**Task objective**.
Your task is to extract every line from the material below exactly.

**Records shown**.
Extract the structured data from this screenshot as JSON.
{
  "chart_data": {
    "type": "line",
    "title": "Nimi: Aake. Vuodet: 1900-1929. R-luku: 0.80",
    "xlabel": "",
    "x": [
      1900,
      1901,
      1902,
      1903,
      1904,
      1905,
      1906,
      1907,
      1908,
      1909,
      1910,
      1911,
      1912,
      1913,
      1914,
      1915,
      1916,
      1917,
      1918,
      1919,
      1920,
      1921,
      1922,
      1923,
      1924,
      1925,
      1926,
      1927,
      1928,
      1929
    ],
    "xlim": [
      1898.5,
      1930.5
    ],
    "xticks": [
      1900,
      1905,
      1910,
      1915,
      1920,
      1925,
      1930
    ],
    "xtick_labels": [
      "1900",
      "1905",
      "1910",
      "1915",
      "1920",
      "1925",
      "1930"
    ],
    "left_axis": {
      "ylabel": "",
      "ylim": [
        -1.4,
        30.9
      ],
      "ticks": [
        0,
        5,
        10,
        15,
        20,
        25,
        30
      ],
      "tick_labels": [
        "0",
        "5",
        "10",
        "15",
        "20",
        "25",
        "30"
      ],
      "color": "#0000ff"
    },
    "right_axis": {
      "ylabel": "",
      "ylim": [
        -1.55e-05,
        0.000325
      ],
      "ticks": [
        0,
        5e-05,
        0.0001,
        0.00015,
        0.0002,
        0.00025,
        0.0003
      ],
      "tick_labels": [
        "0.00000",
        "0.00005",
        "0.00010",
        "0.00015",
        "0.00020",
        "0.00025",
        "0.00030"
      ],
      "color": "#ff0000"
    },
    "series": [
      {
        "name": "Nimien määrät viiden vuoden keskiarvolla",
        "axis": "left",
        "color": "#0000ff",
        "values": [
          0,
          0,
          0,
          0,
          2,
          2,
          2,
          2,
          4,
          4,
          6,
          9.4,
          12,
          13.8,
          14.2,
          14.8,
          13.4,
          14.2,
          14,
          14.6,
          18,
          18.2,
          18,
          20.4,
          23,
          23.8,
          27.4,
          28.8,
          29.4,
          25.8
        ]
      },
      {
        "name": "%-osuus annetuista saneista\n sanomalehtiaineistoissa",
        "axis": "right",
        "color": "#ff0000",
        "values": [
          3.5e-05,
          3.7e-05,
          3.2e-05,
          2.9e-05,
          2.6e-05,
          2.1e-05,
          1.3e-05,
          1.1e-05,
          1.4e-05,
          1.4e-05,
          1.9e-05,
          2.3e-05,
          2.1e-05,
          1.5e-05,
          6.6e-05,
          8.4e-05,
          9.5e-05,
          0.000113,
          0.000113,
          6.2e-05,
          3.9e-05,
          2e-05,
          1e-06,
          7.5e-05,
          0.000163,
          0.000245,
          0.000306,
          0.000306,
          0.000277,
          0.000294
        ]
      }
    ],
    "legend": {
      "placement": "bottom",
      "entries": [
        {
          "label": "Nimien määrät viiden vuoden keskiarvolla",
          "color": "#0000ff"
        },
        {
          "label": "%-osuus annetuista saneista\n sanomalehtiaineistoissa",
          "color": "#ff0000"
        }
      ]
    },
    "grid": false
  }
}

**Finished exercise**.
Extract the structured data from this screenshot as JSON.
{
  "chart_data": {
    "type": "line",
    "title": "Nimi: Aake. Vuodet: 1900-1929. R-luku: 0.80",
    "xlabel": "",
    "x": [
      1900,
      1901,
      1902,
      1903,
      1904,
      1905,
      1906,
      1907,
      1908,
      1909,
      1910,
      1911,
      1912,
      1913,
      1914,
      1915,
      1916,
      1917,
      1918,
      1919,
      1920,
      1921,
      1922,
      1923,
      1924,
      1925,
      1926,
      1927,
      1928,
      1929
    ],
    "xlim": [
      1898.5,
      1930.5
    ],
    "xticks": [
      1900,
      1905,
      1910,
      1915,
      1920,
      1925,
      1930
    ],
    "xtick_labels": [
      "1900",
      "1905",
      "1910",
      "1915",
      "1920",
      "1925",
      "1930"
    ],
    "left_axis": {
      "ylabel": "",
      "ylim": [
        -1.4,
        30.9
      ],
      "ticks": [
        0,
        5,
        10,
        15,
        20,
        25,
        30
      ],
      "tick_labels": [
        "0",
        "5",
        "10",
        "15",
        "20",
        "25",
        "30"
      ],
      "color": "#0000ff"
    },
    "right_axis": {
      "ylabel": "",
      "ylim": [
        -1.55e-05,
        0.000325
      ],
      "ticks": [
        0,
        5e-05,
        0.0001,
        0.00015,
        0.0002,
        0.00025,
        0.0003
      ],
      "tick_labels": [
        "0.00000",
        "0.00005",
        "0.00010",
        "0.00015",
        "0.00020",
        "0.00025",
        "0.00030"
      ],
      "color": "#ff0000"
    },
    "series": [
      {
        "name": "Nimien määrät viiden vuoden keskiarvolla",
        "axis": "left",
        "color": "#0000ff",
        "values": [
          0,
          0,
          0,
          0,
          2,
          2,
          2,
          2,
          4,
          4,
          6,
          9.4,
          12,
          13.8,
          14.2,
          14.8,
          13.4,
          14.2,
          14,
          14.6,
          18,
          18.2,
          18,
          20.4,
          23,
          23.8,
          27.4,
          28.8,
          29.4,
          25.8
        ]
      },
      {
        "name": "%-osuus annetuista saneista\n sanomalehtiaineistoissa",
        "axis": "right",
        "color": "#ff0000",
        "values": [
          3.5e-05,
          3.7e-05,
          3.2e-05,
          2.9e-05,
          2.6e-05,
          2.1e-05,
          1.3e-05,
          1.1e-05,
          1.4e-05,
          1.4e-05,
          1.9e-05,
          2.3e-05,
          2.1e-05,
          1.5e-05,
          6.6e-05,
          8.4e-05,
          9.5e-05,
          0.000113,
          0.000113,
          6.2e-05,
          3.9e-05,
          2e-05,
          1e-06,
          7.5e-05,
          0.000163,
          0.000245,
          0.000306,
          0.000306,
          0.000277,
          0.000294
        ]
      }
    ],
    "legend": {
      "placement": "bottom",
      "entries": [
        {
          "label": "Nimien määrät viiden vuoden keskiarvolla",
          "color": "#0000ff"
        },
        {
          "label": "%-osuus annetuista saneista\n sanomalehtiaineistoissa",
          "color": "#ff0000"
        }
      ]
    },
    "grid": false
  }
}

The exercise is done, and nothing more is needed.